- _Textauszug_:
╔══

Bürgi Hermann · Ständerat · Thurgau · Fraktion der Schweizerischen Volkspartei · 2010-09-27

Wortprotokoll

Kollege Inderkum und Kollege David haben ja darauf hingewiesen, dass in rechtlicher Hinsicht noch Fragen offen sind. Ich möchte eine weitere Frage in die Diskussion werfen, die dann der Zweitrat klären muss. Der rechtliche Aspekt bzw. die rechtliche Frage, die ich jetzt einbringe und die zweifellos geprüft werden muss, wenn diese Mehrwertabgabe tatsächlich Bestand haben soll, ist nicht auf meinem Mist gewachsen. Vielmehr hat das Bundesgericht das einmal prüfen müssen, und zwar nach Artikel 8a des baselstädtischen Hochbautengesetzes. Es geht um die Frage der Rechtsnatur. Die Frage der Rechtsnatur ist aus meiner Sicht alles andere als klar; Kollege David hat von Doppelbesteuerung gesprochen.

╚══

- _Vorliegende Daten_:
╔══

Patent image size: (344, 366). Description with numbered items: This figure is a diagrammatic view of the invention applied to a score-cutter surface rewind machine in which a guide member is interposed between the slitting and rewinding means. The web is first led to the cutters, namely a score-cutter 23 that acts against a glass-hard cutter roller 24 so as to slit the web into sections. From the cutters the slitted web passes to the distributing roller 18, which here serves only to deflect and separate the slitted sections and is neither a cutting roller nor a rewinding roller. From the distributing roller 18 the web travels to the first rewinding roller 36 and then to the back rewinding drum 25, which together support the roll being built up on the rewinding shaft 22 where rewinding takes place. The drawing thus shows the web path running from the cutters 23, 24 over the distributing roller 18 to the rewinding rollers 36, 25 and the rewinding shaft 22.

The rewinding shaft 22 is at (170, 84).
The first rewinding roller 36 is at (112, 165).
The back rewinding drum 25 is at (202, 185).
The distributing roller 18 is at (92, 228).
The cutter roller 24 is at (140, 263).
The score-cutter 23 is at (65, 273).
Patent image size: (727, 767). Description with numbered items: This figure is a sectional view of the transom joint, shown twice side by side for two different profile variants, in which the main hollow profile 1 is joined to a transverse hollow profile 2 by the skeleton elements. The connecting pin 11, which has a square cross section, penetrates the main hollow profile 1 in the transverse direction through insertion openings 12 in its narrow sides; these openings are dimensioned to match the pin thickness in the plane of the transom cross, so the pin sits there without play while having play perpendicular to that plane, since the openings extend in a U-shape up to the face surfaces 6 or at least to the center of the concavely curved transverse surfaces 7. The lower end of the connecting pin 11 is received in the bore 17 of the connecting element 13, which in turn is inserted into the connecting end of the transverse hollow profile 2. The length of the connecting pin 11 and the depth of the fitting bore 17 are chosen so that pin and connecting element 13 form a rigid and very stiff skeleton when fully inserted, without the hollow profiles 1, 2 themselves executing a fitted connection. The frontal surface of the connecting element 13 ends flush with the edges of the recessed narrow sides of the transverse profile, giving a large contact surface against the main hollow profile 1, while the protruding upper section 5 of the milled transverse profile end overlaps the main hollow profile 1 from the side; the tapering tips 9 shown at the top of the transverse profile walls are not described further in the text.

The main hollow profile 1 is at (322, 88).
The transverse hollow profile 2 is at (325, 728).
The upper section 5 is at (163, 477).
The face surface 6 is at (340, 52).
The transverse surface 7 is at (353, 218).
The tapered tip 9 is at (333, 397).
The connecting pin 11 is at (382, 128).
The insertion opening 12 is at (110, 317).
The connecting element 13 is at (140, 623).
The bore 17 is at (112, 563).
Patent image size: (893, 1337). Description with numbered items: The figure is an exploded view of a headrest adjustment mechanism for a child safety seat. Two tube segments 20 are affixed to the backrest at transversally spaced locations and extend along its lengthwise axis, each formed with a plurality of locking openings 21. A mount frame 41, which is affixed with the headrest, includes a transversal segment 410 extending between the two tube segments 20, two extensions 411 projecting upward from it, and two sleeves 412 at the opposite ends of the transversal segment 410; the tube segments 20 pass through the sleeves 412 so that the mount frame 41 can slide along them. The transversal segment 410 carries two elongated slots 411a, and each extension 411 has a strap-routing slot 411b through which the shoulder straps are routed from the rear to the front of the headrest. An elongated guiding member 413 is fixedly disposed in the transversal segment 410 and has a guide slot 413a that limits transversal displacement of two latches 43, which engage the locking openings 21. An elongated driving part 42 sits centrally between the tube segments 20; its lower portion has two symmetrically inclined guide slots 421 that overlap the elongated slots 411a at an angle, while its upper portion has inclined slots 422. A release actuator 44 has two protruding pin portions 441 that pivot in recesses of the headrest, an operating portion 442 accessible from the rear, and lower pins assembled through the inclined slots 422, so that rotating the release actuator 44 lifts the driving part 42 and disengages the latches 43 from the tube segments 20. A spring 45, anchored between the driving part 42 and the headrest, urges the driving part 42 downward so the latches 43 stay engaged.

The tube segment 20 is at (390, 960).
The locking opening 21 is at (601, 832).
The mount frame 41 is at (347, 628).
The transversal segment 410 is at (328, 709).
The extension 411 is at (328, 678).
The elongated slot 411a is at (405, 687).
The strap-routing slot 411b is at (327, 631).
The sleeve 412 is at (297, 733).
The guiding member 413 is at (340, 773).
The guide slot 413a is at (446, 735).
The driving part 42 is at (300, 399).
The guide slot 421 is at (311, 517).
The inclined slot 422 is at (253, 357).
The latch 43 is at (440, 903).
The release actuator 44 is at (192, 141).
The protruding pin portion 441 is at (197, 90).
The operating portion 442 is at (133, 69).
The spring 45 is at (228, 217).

╚══

- _Zu beantwortende Fragen_:
(a) Nach welcher Bestimmung musste das Bundesgericht laut dem Textauszug zur Mehrwertabgabe die Frage einmal prüfen?
(b) Setzen Sie den Textauszug zur Mehrwertabgabe im Anschluss an seinen letzten Satz fort.
Die Datensätze haben mit dem Textauszug zur Mehrwertabgabe nichts zu tun.

- _Lösungen_:
(a) Nach Artikel 8a des baselstädtischen Hochbautengesetzes.

(b)
Ich skizziere ganz kurz: Das Bundesgericht hat gesagt: "Da eine solche Abgabe nicht voraussetzungslos geschuldet ist, sondern an bestimmte dem Pflichtigen zufallende planerische Vorteile anknüpft, wird ihr der Charakter einer Steuer abgesprochen." Das steht im BGE 121 II 138. Weiter wird erklärt: "Die Abgabe erscheint anderseits auch nicht als Vorzugslast oder Beitrag, da sie nicht der Finanzierung einer konkreten vorteilsbegründenden Planungsmassnahme dient und nicht nach dem für diese Vorkehr erforderlichen Kostenaufwand bemessen wird." Sodann zitiere ich die Schlussfolgerung: "Nach bisheriger Terminologie mitunter als 'Gemengsteuer' eingestuft, wird die Mehrwertabgabe heute als eine neue Kategorie öffentlicher Abgaben aufgefasst und zum Teil als 'kostenunabhängige Kausalabgabe' bezeichnet."

Als ich das gelesen habe, habe ich gedacht, Kollege David und Kollege Inderkum, wenn zusätzliche Abklärungen getroffen werden, müsste die Frage, was denn tatsächlich die Rechtsnatur einer solchen Mehrwertabgabe ist, meines Erachtens auch noch geprüft werden. Möglicherweise erübrigen sich dann bestimmte Fragen verfassungsrechtlicher Art, aber auch steuerrechtlicher Art.